* _Dataset records_:
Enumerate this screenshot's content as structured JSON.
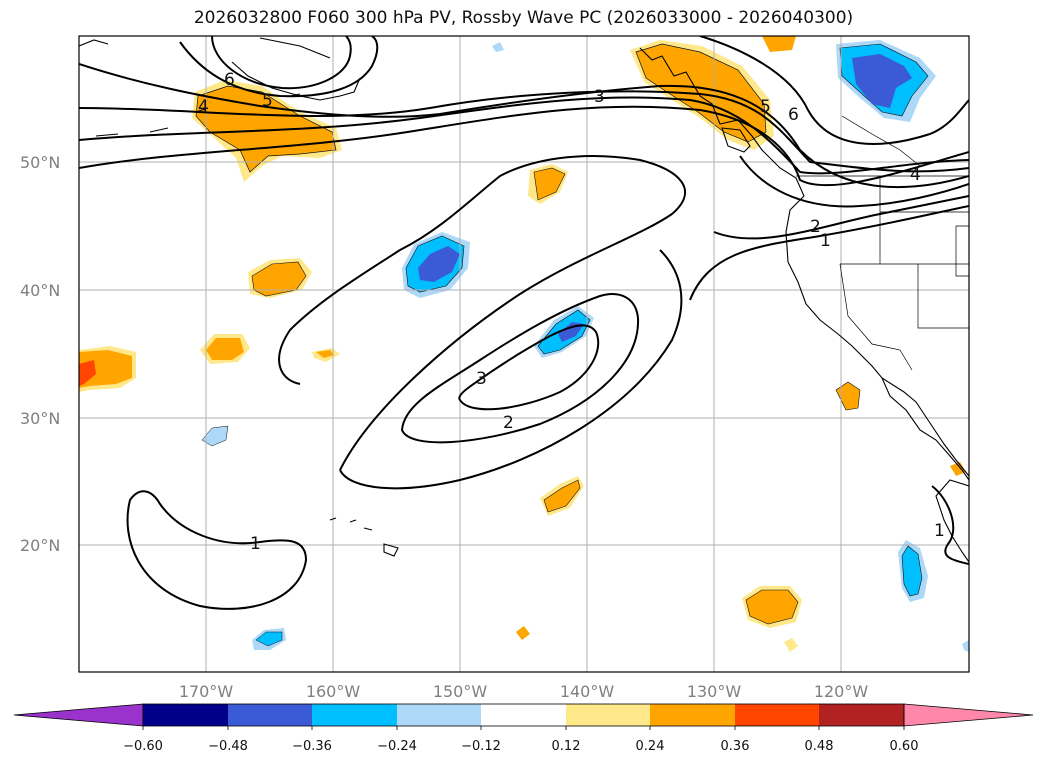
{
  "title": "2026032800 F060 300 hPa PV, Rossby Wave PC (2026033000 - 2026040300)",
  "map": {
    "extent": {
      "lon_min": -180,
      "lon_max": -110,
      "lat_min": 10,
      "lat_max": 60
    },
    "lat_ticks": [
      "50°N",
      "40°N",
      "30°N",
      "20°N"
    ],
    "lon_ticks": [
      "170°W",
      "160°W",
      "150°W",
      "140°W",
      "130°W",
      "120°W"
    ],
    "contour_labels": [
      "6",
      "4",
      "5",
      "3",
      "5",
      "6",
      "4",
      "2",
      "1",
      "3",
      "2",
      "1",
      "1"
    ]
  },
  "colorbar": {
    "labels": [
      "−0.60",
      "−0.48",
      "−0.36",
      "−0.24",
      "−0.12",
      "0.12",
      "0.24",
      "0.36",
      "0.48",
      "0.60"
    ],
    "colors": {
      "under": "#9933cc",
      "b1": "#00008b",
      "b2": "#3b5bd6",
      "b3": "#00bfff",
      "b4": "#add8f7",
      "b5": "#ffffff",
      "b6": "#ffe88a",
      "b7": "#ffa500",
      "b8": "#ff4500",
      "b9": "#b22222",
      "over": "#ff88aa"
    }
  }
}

* _Do this_: Make an exact copy of every record, pictures excluded.

* _Result of this exercise_:
Enumerate this screenshot's content as structured JSON.
{
  "title": "2026032800 F060 300 hPa PV, Rossby Wave PC (2026033000 - 2026040300)",
  "map": {
    "extent": {
      "lon_min": -180,
      "lon_max": -110,
      "lat_min": 10,
      "lat_max": 60
    },
    "lat_ticks": [
      "50°N",
      "40°N",
      "30°N",
      "20°N"
    ],
    "lon_ticks": [
      "170°W",
      "160°W",
      "150°W",
      "140°W",
      "130°W",
      "120°W"
    ],
    "contour_labels": [
      "6",
      "4",
      "5",
      "3",
      "5",
      "6",
      "4",
      "2",
      "1",
      "3",
      "2",
      "1",
      "1"
    ]
  },
  "colorbar": {
    "labels": [
      "−0.60",
      "−0.48",
      "−0.36",
      "−0.24",
      "−0.12",
      "0.12",
      "0.24",
      "0.36",
      "0.48",
      "0.60"
    ],
    "colors": {
      "under": "#9933cc",
      "b1": "#00008b",
      "b2": "#3b5bd6",
      "b3": "#00bfff",
      "b4": "#add8f7",
      "b5": "#ffffff",
      "b6": "#ffe88a",
      "b7": "#ffa500",
      "b8": "#ff4500",
      "b9": "#b22222",
      "over": "#ff88aa"
    }
  }
}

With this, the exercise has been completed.